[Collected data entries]
.....

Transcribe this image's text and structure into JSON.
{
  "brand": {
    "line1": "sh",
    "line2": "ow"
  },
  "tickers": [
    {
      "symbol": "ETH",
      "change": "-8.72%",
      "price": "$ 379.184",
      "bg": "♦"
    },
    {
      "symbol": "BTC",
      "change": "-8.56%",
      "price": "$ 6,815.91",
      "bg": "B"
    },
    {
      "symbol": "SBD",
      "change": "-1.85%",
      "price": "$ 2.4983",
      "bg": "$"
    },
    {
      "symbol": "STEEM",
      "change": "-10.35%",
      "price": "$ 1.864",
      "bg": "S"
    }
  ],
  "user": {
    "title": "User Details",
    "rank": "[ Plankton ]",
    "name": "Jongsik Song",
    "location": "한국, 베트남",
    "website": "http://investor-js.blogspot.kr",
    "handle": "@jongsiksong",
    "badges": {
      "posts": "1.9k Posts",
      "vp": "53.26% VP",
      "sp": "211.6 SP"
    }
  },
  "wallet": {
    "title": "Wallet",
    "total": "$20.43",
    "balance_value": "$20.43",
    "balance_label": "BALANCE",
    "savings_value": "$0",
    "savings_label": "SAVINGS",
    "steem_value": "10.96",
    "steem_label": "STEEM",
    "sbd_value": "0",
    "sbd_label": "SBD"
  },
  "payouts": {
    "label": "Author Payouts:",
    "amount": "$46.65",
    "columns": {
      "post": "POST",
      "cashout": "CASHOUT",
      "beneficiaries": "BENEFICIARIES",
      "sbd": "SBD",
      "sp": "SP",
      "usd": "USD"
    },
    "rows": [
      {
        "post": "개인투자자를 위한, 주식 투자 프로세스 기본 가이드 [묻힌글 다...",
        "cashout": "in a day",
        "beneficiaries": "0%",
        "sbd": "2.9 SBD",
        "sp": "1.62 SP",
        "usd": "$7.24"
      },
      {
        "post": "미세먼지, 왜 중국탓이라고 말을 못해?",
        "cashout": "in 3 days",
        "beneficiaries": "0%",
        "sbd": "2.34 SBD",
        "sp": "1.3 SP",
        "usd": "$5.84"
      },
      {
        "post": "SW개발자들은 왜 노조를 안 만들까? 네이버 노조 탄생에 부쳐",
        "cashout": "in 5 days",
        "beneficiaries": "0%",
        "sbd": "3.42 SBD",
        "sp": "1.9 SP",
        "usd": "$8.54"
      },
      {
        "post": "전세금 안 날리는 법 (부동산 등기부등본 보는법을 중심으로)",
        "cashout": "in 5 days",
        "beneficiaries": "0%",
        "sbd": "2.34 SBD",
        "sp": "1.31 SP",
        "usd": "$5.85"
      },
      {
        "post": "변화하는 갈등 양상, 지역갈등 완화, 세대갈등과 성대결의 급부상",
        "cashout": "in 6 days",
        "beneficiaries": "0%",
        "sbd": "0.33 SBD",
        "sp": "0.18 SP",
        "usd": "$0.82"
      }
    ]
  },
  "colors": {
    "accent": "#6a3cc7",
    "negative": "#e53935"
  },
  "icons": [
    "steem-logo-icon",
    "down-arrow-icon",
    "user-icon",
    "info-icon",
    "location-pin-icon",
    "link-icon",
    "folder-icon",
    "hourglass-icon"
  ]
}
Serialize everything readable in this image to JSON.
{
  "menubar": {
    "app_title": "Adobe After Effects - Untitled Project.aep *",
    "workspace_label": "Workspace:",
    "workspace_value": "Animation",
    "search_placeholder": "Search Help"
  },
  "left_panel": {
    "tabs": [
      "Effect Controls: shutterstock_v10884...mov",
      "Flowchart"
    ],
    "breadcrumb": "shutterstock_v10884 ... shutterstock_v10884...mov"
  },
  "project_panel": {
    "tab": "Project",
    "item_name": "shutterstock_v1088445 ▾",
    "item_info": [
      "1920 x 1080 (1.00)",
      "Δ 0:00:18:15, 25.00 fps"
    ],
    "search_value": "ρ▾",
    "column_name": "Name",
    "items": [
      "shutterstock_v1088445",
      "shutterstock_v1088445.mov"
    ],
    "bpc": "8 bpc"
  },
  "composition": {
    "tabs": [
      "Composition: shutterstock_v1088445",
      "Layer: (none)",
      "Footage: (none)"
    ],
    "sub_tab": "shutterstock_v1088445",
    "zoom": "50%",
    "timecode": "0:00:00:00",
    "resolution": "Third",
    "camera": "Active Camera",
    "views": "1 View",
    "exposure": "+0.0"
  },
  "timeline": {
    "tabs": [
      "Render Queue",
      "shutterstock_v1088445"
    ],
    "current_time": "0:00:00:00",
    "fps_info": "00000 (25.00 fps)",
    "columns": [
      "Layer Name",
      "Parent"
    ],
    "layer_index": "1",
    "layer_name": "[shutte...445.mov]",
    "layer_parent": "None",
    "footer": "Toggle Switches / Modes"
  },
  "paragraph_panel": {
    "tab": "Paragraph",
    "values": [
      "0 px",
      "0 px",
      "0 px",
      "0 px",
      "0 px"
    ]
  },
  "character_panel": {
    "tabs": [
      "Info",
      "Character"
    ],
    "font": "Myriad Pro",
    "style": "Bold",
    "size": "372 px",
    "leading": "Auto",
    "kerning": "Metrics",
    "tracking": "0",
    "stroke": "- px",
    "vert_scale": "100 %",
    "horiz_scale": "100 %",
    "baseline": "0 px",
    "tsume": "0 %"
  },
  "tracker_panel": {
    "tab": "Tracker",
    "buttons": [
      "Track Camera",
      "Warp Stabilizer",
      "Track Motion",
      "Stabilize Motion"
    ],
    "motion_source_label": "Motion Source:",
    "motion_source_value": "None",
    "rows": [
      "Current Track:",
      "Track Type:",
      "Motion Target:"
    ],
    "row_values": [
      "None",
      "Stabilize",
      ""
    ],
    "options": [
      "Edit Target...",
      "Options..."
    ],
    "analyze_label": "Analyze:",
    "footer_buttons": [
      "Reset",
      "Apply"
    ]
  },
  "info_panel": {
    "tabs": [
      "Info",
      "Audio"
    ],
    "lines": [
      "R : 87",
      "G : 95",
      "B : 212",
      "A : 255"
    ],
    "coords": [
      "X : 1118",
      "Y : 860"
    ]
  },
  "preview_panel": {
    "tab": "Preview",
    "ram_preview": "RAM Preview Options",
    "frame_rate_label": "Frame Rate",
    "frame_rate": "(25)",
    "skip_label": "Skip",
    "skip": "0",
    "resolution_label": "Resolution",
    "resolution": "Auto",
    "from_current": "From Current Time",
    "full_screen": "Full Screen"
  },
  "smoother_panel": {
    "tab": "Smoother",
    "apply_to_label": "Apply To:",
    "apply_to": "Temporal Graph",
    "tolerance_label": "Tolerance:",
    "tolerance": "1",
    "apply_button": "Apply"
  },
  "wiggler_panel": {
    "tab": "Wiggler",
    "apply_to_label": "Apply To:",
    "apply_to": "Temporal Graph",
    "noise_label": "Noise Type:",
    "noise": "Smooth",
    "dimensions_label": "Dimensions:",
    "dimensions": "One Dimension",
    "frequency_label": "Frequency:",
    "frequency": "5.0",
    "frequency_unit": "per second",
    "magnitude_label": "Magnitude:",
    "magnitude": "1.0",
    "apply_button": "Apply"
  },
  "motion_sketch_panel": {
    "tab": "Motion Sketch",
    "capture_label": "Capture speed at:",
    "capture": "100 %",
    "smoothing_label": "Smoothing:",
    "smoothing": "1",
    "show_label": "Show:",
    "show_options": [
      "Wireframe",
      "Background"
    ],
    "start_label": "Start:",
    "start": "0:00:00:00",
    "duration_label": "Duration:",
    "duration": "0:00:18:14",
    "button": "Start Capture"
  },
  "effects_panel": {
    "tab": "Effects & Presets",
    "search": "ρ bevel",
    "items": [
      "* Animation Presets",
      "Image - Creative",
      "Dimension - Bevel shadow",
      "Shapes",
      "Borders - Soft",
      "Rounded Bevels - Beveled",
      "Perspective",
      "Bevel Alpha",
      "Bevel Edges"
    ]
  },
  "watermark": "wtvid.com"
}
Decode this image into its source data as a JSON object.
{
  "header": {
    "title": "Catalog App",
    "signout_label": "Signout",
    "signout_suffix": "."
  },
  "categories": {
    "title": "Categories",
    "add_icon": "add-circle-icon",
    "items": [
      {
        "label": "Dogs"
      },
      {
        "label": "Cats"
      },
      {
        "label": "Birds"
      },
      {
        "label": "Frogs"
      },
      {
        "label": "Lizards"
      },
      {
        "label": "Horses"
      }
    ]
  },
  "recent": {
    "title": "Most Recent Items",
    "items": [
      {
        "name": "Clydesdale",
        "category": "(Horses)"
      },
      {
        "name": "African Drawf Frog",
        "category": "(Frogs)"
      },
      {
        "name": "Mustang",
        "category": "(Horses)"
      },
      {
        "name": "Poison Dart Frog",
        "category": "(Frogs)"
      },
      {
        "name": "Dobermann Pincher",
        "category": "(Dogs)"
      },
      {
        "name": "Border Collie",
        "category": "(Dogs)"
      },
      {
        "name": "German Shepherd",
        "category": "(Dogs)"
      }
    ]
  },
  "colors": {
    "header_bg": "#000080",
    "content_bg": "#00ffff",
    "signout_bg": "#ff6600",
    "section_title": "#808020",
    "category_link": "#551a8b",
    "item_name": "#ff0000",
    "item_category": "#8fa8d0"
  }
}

.....

Return each line where "days" shows up.

        "cashout": "in 3 days",
        "cashout": "in 5 days",
        "cashout": "in 5 days",
        "cashout": "in 6 days",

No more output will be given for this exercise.